**AIM:** Convert the entire listing below into a Markdown table with two columns, Row and Line. Number each line of the listing in order, and leave out any blank lines.

--- START PROVIDED INFORMATION ---

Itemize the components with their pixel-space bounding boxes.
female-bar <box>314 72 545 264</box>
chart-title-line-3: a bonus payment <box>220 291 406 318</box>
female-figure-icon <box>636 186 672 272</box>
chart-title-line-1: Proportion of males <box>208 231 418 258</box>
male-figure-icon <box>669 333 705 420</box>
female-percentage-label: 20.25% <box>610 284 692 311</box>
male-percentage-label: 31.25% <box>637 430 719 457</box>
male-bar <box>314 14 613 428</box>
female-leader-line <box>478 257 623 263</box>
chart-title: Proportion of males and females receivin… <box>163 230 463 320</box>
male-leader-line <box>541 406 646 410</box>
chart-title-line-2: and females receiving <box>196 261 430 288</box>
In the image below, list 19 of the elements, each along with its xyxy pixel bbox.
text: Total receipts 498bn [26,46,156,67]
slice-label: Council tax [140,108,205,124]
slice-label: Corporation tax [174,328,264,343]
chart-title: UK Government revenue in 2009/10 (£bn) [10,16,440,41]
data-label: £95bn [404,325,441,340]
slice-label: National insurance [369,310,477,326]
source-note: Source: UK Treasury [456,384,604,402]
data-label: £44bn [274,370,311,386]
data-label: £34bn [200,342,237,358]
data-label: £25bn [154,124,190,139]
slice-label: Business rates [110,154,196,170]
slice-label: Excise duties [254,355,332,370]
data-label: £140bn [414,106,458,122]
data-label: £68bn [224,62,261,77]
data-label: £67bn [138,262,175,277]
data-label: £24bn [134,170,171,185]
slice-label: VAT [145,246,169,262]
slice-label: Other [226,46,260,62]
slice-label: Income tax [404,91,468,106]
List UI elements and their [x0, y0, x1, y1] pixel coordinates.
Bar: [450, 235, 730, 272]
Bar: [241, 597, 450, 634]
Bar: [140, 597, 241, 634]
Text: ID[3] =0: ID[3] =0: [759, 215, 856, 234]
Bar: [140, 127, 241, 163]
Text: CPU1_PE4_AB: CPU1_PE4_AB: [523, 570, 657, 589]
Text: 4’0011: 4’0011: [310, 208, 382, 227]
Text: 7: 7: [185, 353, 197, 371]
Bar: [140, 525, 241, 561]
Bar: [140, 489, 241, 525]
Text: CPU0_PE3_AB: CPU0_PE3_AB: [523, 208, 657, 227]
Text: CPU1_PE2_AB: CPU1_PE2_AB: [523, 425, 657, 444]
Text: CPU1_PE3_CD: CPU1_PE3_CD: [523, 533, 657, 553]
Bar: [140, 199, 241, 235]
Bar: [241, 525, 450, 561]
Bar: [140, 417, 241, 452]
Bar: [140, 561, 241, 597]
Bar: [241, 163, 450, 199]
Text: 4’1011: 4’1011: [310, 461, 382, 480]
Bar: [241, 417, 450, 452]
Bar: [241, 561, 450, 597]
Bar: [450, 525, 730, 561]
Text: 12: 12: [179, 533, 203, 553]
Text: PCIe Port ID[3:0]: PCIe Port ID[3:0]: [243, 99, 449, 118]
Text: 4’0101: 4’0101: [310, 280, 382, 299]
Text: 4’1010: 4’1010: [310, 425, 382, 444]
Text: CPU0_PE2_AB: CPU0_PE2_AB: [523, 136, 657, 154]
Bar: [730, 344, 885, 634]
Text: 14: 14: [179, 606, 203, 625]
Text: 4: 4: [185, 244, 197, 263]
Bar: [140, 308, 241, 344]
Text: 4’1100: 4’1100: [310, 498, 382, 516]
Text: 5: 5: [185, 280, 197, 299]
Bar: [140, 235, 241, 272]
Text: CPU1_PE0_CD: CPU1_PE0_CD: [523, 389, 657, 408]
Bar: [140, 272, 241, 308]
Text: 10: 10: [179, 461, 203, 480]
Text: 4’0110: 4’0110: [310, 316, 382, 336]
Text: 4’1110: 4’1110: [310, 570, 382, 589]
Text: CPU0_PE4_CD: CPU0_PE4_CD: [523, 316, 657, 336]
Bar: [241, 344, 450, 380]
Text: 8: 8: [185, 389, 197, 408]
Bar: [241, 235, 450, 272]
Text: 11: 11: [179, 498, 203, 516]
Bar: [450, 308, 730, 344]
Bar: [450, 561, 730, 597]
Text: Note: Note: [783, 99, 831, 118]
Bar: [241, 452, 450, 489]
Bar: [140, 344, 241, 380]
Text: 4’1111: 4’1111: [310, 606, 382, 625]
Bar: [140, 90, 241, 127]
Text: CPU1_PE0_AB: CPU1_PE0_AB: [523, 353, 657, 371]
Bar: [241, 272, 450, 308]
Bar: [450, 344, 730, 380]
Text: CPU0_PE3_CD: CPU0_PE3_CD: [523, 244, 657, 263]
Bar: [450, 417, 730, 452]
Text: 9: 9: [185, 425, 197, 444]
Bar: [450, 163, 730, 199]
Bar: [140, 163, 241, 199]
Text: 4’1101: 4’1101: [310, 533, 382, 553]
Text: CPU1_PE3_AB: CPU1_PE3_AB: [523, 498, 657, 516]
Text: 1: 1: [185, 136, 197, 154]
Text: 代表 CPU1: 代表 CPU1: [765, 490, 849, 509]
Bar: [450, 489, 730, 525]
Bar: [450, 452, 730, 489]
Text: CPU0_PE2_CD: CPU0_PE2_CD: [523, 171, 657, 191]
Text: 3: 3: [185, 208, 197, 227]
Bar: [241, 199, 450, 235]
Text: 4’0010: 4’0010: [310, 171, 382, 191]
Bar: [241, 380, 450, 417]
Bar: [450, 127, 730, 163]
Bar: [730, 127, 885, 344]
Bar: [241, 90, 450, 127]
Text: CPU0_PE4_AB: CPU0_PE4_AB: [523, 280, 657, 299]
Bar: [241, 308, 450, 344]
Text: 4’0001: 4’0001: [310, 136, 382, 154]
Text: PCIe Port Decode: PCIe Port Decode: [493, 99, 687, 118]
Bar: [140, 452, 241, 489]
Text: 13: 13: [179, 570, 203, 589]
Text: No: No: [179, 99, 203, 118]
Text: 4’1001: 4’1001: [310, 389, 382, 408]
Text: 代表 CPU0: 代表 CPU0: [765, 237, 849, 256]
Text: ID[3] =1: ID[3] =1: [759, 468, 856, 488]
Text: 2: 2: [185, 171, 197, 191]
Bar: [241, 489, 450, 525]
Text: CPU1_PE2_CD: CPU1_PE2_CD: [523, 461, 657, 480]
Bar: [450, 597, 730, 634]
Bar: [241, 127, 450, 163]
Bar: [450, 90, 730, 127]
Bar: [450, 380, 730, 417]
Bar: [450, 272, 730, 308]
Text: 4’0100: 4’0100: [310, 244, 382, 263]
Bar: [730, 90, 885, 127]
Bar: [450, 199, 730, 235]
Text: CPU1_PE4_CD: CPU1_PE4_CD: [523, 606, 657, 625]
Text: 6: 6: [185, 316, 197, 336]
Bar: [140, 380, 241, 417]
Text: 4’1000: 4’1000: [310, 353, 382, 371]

--- END PROVIDED INFORMATION ---

**RESPONSE FOR THIS EXERCISE:**
| Row | Line |
|---|---|
| 1 | Itemize the components with their pixel-space bounding boxes. |
| 2 | female-bar <box>314 72 545 264</box> |
| 3 | chart-title-line-3: a bonus payment <box>220 291 406 318</box> |
| 4 | female-figure-icon <box>636 186 672 272</box> |
| 5 | chart-title-line-1: Proportion of males <box>208 231 418 258</box> |
| 6 | male-figure-icon <box>669 333 705 420</box> |
| 7 | female-percentage-label: 20.25% <box>610 284 692 311</box> |
| 8 | male-percentage-label: 31.25% <box>637 430 719 457</box> |
| 9 | male-bar <box>314 14 613 428</box> |
| 10 | female-leader-line <box>478 257 623 263</box> |
| 11 | chart-title: Proportion of males and females receivin… <box>163 230 463 320</box> |
| 12 | male-leader-line <box>541 406 646 410</box> |
| 13 | chart-title-line-2: and females receiving <box>196 261 430 288</box> |
| 14 | In the image below, list 19 of the elements, each along with its xyxy pixel bbox. |
| 15 | text: Total receipts 498bn [26,46,156,67] |
| 16 | slice-label: Council tax [140,108,205,124] |
| 17 | slice-label: Corporation tax [174,328,264,343] |
| 18 | chart-title: UK Government revenue in 2009/10 (£bn) [10,16,440,41] |
| 19 | data-label: £95bn [404,325,441,340] |
| 20 | slice-label: National insurance [369,310,477,326] |
| 21 | source-note: Source: UK Treasury [456,384,604,402] |
| 22 | data-label: £44bn [274,370,311,386] |
| 23 | data-label: £34bn [200,342,237,358] |
| 24 | data-label: £25bn [154,124,190,139] |
| 25 | slice-label: Business rates [110,154,196,170] |
| 26 | slice-label: Excise duties [254,355,332,370] |
| 27 | data-label: £140bn [414,106,458,122] |
| 28 | data-label: £68bn [224,62,261,77] |
| 29 | data-label: £67bn [138,262,175,277] |
| 30 | data-label: £24bn [134,170,171,185] |
| 31 | slice-label: VAT [145,246,169,262] |
| 32 | slice-label: Other [226,46,260,62] |
| 33 | slice-label: Income tax [404,91,468,106] |
| 34 | List UI elements and their [x0, y0, x1, y1] pixel coordinates. |
| 35 | Bar: [450, 235, 730, 272] |
| 36 | Bar: [241, 597, 450, 634] |
| 37 | Bar: [140, 597, 241, 634] |
| 38 | Text: ID[3] =0: ID[3] =0: [759, 215, 856, 234] |
| 39 | Bar: [140, 127, 241, 163] |
| 40 | Text: CPU1_PE4_AB: CPU1_PE4_AB: [523, 570, 657, 589] |
| 41 | Text: 4’0011: 4’0011: [310, 208, 382, 227] |
| 42 | Text: 7: 7: [185, 353, 197, 371] |
| 43 | Bar: [140, 525, 241, 561] |
| 44 | Bar: [140, 489, 241, 525] |
| 45 | Text: CPU0_PE3_AB: CPU0_PE3_AB: [523, 208, 657, 227] |
| 46 | Text: CPU1_PE2_AB: CPU1_PE2_AB: [523, 425, 657, 444] |
| 47 | Text: CPU1_PE3_CD: CPU1_PE3_CD: [523, 533, 657, 553] |
| 48 | Bar: [140, 199, 241, 235] |
| 49 | Bar: [241, 525, 450, 561] |
| 50 | Bar: [140, 417, 241, 452] |
| 51 | Bar: [140, 561, 241, 597] |
| 52 | Bar: [241, 163, 450, 199] |
| 53 | Text: 4’1011: 4’1011: [310, 461, 382, 480] |
| 54 | Bar: [241, 417, 450, 452] |
| 55 | Bar: [241, 561, 450, 597] |
| 56 | Bar: [450, 525, 730, 561] |
| 57 | Text: 12: 12: [179, 533, 203, 553] |
| 58 | Text: PCIe Port ID[3:0]: PCIe Port ID[3:0]: [243, 99, 449, 118] |
| 59 | Text: 4’0101: 4’0101: [310, 280, 382, 299] |
| 60 | Text: 4’1010: 4’1010: [310, 425, 382, 444] |
| 61 | Text: CPU0_PE2_AB: CPU0_PE2_AB: [523, 136, 657, 154] |
| 62 | Bar: [730, 344, 885, 634] |
| 63 | Text: 14: 14: [179, 606, 203, 625] |
| 64 | Text: 4: 4: [185, 244, 197, 263] |
| 65 | Bar: [140, 308, 241, 344] |
| 66 | Text: 4’1100: 4’1100: [310, 498, 382, 516] |
| 67 | Text: 5: 5: [185, 280, 197, 299] |
| 68 | Bar: [140, 235, 241, 272] |
| 69 | Text: CPU1_PE0_CD: CPU1_PE0_CD: [523, 389, 657, 408] |
| 70 | Bar: [140, 272, 241, 308] |
| 71 | Text: 10: 10: [179, 461, 203, 480] |
| 72 | Text: 4’0110: 4’0110: [310, 316, 382, 336] |
| 73 | Text: 4’1110: 4’1110: [310, 570, 382, 589] |
| 74 | Text: CPU0_PE4_CD: CPU0_PE4_CD: [523, 316, 657, 336] |
| 75 | Bar: [241, 344, 450, 380] |
| 76 | Text: 8: 8: [185, 389, 197, 408] |
| 77 | Bar: [241, 235, 450, 272] |
| 78 | Text: 11: 11: [179, 498, 203, 516] |
| 79 | Bar: [450, 308, 730, 344] |
| 80 | Bar: [450, 561, 730, 597] |
| 81 | Text: Note: Note: [783, 99, 831, 118] |
| 82 | Bar: [241, 452, 450, 489] |
| 83 | Bar: [140, 344, 241, 380] |
| 84 | Text: 4’1111: 4’1111: [310, 606, 382, 625] |
| 85 | Bar: [140, 90, 241, 127] |
| 86 | Text: CPU1_PE0_AB: CPU1_PE0_AB: [523, 353, 657, 371] |
| 87 | Bar: [241, 272, 450, 308] |
| 88 | Bar: [450, 344, 730, 380] |
| 89 | Text: CPU0_PE3_CD: CPU0_PE3_CD: [523, 244, 657, 263] |
| 90 | Bar: [450, 417, 730, 452] |
| 91 | Text: 9: 9: [185, 425, 197, 444] |
| 92 | Bar: [450, 163, 730, 199] |
| 93 | Bar: [140, 163, 241, 199] |
| 94 | Text: 4’1101: 4’1101: [310, 533, 382, 553] |
| 95 | Text: CPU1_PE3_AB: CPU1_PE3_AB: [523, 498, 657, 516] |
| 96 | Text: 1: 1: [185, 136, 197, 154] |
| 97 | Text: 代表 CPU1: 代表 CPU1: [765, 490, 849, 509] |
| 98 | Bar: [450, 489, 730, 525] |
| 99 | Bar: [450, 452, 730, 489] |
| 100 | Text: CPU0_PE2_CD: CPU0_PE2_CD: [523, 171, 657, 191] |
| 101 | Text: 3: 3: [185, 208, 197, 227] |
| 102 | Bar: [241, 199, 450, 235] |
| 103 | Text: 4’0010: 4’0010: [310, 171, 382, 191] |
| 104 | Bar: [241, 380, 450, 417] |
| 105 | Bar: [450, 127, 730, 163] |
| 106 | Bar: [730, 127, 885, 344] |
| 107 | Bar: [241, 90, 450, 127] |
| 108 | Text: CPU0_PE4_AB: CPU0_PE4_AB: [523, 280, 657, 299] |
| 109 | Bar: [241, 308, 450, 344] |
| 110 | Text: 4’0001: 4’0001: [310, 136, 382, 154] |
| 111 | Text: PCIe Port Decode: PCIe Port Decode: [493, 99, 687, 118] |
| 112 | Bar: [140, 452, 241, 489] |
| 113 | Text: 13: 13: [179, 570, 203, 589] |
| 114 | Text: No: No: [179, 99, 203, 118] |
| 115 | Text: 4’1001: 4’1001: [310, 389, 382, 408] |
| 116 | Text: 代表 CPU0: 代表 CPU0: [765, 237, 849, 256] |
| 117 | Text: ID[3] =1: ID[3] =1: [759, 468, 856, 488] |
| 118 | Text: 2: 2: [185, 171, 197, 191] |
| 119 | Bar: [241, 489, 450, 525] |
| 120 | Text: CPU1_PE2_CD: CPU1_PE2_CD: [523, 461, 657, 480] |
| 121 | Bar: [450, 597, 730, 634] |
| 122 | Bar: [241, 127, 450, 163] |
| 123 | Bar: [450, 90, 730, 127] |
| 124 | Bar: [450, 380, 730, 417] |
| 125 | Bar: [450, 272, 730, 308] |
| 126 | Text: 4’0100: 4’0100: [310, 244, 382, 263] |
| 127 | Bar: [730, 90, 885, 127] |
| 128 | Bar: [450, 199, 730, 235] |
| 129 | Text: CPU1_PE4_CD: CPU1_PE4_CD: [523, 606, 657, 625] |
| 130 | Text: 6: 6: [185, 316, 197, 336] |
| 131 | Bar: [140, 380, 241, 417] |
| 132 | Text: 4’1000: 4’1000: [310, 353, 382, 371] |